** START Stored data **

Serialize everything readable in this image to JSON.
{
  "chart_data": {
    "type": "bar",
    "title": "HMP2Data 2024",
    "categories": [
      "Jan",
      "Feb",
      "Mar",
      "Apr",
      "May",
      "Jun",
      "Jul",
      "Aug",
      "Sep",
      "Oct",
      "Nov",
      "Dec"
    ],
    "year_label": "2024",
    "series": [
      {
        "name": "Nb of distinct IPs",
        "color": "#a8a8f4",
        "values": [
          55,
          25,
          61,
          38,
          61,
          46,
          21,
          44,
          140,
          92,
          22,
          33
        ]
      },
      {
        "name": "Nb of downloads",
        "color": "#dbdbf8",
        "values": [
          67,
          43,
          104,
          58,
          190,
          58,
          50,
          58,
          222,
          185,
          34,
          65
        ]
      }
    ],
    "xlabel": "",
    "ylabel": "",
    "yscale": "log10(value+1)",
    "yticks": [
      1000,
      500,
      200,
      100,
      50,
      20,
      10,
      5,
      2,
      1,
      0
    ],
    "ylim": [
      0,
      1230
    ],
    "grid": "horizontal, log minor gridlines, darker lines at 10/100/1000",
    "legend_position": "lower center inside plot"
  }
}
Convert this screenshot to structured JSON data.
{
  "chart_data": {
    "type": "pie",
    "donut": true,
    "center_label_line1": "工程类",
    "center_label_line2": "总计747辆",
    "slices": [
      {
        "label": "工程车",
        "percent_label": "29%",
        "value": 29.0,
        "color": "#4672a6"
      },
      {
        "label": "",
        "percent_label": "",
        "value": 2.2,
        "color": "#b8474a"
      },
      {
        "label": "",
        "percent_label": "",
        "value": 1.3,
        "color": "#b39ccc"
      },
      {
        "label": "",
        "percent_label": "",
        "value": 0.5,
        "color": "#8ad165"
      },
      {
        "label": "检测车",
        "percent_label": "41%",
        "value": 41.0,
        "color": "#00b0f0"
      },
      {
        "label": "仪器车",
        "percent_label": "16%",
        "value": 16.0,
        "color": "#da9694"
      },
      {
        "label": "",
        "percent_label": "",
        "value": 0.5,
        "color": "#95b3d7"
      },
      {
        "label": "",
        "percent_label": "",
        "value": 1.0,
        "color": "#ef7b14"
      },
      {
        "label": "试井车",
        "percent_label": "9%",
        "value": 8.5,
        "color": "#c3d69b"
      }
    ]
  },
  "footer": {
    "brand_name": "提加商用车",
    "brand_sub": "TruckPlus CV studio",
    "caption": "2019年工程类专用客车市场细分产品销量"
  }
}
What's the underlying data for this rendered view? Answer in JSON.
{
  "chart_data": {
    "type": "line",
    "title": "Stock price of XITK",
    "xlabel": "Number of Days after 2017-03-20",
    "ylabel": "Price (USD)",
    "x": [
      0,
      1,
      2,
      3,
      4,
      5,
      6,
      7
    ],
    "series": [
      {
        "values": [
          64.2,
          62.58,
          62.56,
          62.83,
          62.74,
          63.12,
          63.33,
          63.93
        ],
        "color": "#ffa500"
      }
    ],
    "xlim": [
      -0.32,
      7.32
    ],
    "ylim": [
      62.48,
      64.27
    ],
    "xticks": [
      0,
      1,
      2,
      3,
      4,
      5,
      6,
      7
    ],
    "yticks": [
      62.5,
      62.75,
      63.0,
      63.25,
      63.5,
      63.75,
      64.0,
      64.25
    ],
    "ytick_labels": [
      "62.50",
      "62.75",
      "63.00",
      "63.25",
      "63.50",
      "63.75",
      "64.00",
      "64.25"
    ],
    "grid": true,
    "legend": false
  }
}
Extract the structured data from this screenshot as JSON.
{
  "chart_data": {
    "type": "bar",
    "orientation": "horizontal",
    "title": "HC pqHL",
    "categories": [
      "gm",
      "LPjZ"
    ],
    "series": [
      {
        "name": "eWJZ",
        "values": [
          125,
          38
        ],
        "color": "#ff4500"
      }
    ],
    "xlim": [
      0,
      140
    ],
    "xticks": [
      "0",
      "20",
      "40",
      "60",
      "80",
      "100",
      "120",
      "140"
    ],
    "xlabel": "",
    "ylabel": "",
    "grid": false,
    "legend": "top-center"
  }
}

** END Stored data **

Send back every record, precisely as written.

Serialize everything readable in this image to JSON.
{
  "chart_data": {
    "type": "bar",
    "title": "HMP2Data 2024",
    "categories": [
      "Jan",
      "Feb",
      "Mar",
      "Apr",
      "May",
      "Jun",
      "Jul",
      "Aug",
      "Sep",
      "Oct",
      "Nov",
      "Dec"
    ],
    "year_label": "2024",
    "series": [
      {
        "name": "Nb of distinct IPs",
        "color": "#a8a8f4",
        "values": [
          55,
          25,
          61,
          38,
          61,
          46,
          21,
          44,
          140,
          92,
          22,
          33
        ]
      },
      {
        "name": "Nb of downloads",
        "color": "#dbdbf8",
        "values": [
          67,
          43,
          104,
          58,
          190,
          58,
          50,
          58,
          222,
          185,
          34,
          65
        ]
      }
    ],
    "xlabel": "",
    "ylabel": "",
    "yscale": "log10(value+1)",
    "yticks": [
      1000,
      500,
      200,
      100,
      50,
      20,
      10,
      5,
      2,
      1,
      0
    ],
    "ylim": [
      0,
      1230
    ],
    "grid": "horizontal, log minor gridlines, darker lines at 10/100/1000",
    "legend_position": "lower center inside plot"
  }
}
Convert this screenshot to structured JSON data.
{
  "chart_data": {
    "type": "pie",
    "donut": true,
    "center_label_line1": "工程类",
    "center_label_line2": "总计747辆",
    "slices": [
      {
        "label": "工程车",
        "percent_label": "29%",
        "value": 29.0,
        "color": "#4672a6"
      },
      {
        "label": "",
        "percent_label": "",
        "value": 2.2,
        "color": "#b8474a"
      },
      {
        "label": "",
        "percent_label": "",
        "value": 1.3,
        "color": "#b39ccc"
      },
      {
        "label": "",
        "percent_label": "",
        "value": 0.5,
        "color": "#8ad165"
      },
      {
        "label": "检测车",
        "percent_label": "41%",
        "value": 41.0,
        "color": "#00b0f0"
      },
      {
        "label": "仪器车",
        "percent_label": "16%",
        "value": 16.0,
        "color": "#da9694"
      },
      {
        "label": "",
        "percent_label": "",
        "value": 0.5,
        "color": "#95b3d7"
      },
      {
        "label": "",
        "percent_label": "",
        "value": 1.0,
        "color": "#ef7b14"
      },
      {
        "label": "试井车",
        "percent_label": "9%",
        "value": 8.5,
        "color": "#c3d69b"
      }
    ]
  },
  "footer": {
    "brand_name": "提加商用车",
    "brand_sub": "TruckPlus CV studio",
    "caption": "2019年工程类专用客车市场细分产品销量"
  }
}
What's the underlying data for this rendered view? Answer in JSON.
{
  "chart_data": {
    "type": "line",
    "title": "Stock price of XITK",
    "xlabel": "Number of Days after 2017-03-20",
    "ylabel": "Price (USD)",
    "x": [
      0,
      1,
      2,
      3,
      4,
      5,
      6,
      7
    ],
    "series": [
      {
        "values": [
          64.2,
          62.58,
          62.56,
          62.83,
          62.74,
          63.12,
          63.33,
          63.93
        ],
        "color": "#ffa500"
      }
    ],
    "xlim": [
      -0.32,
      7.32
    ],
    "ylim": [
      62.48,
      64.27
    ],
    "xticks": [
      0,
      1,
      2,
      3,
      4,
      5,
      6,
      7
    ],
    "yticks": [
      62.5,
      62.75,
      63.0,
      63.25,
      63.5,
      63.75,
      64.0,
      64.25
    ],
    "ytick_labels": [
      "62.50",
      "62.75",
      "63.00",
      "63.25",
      "63.50",
      "63.75",
      "64.00",
      "64.25"
    ],
    "grid": true,
    "legend": false
  }
}
Extract the structured data from this screenshot as JSON.
{
  "chart_data": {
    "type": "bar",
    "orientation": "horizontal",
    "title": "HC pqHL",
    "categories": [
      "gm",
      "LPjZ"
    ],
    "series": [
      {
        "name": "eWJZ",
        "values": [
          125,
          38
        ],
        "color": "#ff4500"
      }
    ],
    "xlim": [
      0,
      140
    ],
    "xticks": [
      "0",
      "20",
      "40",
      "60",
      "80",
      "100",
      "120",
      "140"
    ],
    "xlabel": "",
    "ylabel": "",
    "grid": false,
    "legend": "top-center"
  }
}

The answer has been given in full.